THE REQUEST → Show every line of the records below that contains the word "title".

[Extracted data entries]
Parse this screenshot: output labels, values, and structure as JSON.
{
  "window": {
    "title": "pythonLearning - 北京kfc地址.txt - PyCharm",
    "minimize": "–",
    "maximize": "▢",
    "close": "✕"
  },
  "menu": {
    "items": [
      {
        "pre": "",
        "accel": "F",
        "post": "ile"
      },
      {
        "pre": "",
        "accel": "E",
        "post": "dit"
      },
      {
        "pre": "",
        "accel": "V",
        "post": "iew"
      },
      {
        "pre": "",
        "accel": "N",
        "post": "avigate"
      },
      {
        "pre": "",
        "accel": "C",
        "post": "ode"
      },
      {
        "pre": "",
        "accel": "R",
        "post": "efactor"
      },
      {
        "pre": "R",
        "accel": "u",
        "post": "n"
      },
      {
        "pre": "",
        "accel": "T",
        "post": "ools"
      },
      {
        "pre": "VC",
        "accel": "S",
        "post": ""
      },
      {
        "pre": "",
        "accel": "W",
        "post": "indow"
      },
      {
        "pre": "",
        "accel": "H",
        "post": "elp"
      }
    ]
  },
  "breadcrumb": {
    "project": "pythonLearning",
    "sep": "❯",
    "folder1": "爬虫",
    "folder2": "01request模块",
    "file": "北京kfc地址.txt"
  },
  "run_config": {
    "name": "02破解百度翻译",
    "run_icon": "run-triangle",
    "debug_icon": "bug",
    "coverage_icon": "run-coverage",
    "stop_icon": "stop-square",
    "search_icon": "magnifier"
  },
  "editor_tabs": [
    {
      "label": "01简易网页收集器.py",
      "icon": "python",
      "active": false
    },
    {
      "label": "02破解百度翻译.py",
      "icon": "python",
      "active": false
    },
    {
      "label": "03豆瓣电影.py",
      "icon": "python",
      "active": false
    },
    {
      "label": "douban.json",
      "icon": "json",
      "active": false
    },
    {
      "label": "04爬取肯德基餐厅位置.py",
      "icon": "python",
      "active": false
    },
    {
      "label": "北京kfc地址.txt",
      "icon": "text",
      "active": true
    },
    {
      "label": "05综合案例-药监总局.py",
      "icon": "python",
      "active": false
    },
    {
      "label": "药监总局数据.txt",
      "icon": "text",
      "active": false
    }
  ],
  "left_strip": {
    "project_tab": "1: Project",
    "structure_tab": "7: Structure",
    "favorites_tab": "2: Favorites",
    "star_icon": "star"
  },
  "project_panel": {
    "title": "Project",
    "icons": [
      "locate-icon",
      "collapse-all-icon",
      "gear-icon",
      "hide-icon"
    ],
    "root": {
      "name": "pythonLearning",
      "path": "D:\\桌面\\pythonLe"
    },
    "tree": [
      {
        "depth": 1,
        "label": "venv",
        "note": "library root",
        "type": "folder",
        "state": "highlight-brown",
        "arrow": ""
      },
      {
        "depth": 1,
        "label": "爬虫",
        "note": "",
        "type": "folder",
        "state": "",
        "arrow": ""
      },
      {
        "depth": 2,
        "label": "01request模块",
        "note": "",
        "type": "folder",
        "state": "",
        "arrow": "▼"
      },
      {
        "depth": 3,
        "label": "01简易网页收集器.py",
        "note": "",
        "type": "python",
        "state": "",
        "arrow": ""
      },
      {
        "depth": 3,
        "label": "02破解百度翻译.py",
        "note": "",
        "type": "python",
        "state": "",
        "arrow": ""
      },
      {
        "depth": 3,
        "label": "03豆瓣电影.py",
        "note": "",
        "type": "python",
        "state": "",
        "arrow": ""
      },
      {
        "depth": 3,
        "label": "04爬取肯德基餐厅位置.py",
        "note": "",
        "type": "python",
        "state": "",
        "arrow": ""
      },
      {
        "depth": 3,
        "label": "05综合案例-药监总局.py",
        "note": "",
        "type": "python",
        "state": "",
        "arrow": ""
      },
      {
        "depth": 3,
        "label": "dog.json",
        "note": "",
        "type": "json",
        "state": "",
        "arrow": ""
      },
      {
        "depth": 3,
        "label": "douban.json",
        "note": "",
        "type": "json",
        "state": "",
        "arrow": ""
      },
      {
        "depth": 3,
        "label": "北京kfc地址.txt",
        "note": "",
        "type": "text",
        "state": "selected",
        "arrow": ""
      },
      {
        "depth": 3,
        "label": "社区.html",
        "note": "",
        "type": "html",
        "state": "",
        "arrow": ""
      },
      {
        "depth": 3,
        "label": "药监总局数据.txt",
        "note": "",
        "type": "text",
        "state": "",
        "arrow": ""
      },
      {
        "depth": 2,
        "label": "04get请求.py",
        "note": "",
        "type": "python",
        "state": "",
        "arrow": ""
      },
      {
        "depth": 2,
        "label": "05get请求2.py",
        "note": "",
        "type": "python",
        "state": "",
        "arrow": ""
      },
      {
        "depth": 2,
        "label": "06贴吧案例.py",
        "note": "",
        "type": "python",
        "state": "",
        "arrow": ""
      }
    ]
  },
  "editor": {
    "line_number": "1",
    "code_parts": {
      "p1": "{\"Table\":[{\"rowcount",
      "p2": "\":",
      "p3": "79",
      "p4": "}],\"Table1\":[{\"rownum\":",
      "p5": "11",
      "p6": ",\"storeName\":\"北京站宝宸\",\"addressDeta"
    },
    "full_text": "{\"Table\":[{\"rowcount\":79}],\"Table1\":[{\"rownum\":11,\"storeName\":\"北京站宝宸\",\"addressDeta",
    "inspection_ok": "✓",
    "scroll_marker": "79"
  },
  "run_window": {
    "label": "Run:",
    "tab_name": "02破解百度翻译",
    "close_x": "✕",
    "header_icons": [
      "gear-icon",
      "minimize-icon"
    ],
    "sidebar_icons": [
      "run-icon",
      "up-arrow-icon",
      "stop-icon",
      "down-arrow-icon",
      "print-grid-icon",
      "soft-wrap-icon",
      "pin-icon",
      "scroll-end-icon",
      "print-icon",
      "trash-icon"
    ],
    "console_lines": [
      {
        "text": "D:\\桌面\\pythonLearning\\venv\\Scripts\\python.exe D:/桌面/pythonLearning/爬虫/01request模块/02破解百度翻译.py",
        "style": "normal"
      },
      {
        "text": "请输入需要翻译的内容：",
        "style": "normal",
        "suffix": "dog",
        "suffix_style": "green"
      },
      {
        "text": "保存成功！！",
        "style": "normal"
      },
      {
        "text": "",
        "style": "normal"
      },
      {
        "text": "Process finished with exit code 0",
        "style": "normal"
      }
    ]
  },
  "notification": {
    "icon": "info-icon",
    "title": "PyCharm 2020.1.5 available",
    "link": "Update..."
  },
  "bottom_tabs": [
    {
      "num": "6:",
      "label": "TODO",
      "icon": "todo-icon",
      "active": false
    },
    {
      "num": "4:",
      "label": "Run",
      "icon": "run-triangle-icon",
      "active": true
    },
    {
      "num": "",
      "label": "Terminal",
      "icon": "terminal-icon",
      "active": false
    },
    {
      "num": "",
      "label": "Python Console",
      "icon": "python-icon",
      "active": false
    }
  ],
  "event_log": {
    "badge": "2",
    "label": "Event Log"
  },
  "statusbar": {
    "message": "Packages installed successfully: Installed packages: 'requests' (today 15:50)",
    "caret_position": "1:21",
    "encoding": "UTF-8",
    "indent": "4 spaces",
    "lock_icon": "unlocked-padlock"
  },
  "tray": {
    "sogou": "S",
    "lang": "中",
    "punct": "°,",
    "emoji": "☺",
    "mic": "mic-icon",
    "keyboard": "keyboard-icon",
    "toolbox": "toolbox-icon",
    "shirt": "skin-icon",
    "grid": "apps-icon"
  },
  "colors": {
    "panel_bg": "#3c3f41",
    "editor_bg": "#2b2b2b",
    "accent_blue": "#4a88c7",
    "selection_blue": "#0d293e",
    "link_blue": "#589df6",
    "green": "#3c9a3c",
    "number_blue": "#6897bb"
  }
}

WRITTEN REPLY →
    "title": "pythonLearning - 北京kfc地址.txt - PyCharm",
    "title": "Project",
    "title": "PyCharm 2020.1.5 available",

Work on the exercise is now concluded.